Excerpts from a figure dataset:
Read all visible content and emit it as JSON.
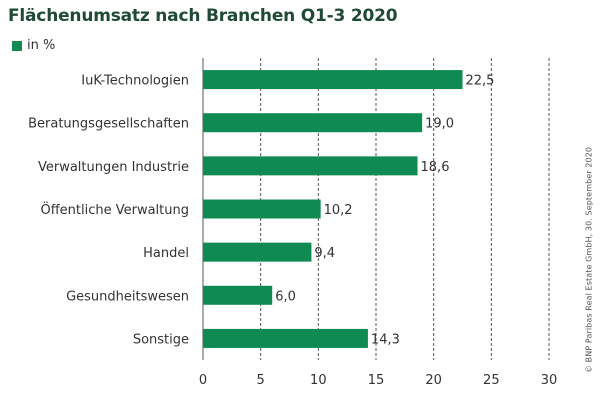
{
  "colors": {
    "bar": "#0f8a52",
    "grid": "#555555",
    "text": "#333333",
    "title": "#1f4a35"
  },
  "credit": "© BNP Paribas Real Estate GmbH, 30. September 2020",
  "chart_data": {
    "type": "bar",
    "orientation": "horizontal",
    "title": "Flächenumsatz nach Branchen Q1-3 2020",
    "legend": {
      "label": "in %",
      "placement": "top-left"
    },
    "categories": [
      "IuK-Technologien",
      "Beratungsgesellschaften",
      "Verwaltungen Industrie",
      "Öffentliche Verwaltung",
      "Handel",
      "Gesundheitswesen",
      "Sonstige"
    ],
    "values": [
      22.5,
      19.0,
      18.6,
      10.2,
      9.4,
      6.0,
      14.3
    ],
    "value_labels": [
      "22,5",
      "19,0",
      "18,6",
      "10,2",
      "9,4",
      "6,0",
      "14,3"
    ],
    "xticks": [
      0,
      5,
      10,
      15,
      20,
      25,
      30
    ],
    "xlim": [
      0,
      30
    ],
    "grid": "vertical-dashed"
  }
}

Problem to work on = Reply with one number only: how many lines of the listing hold "title"?

Result of the task = 2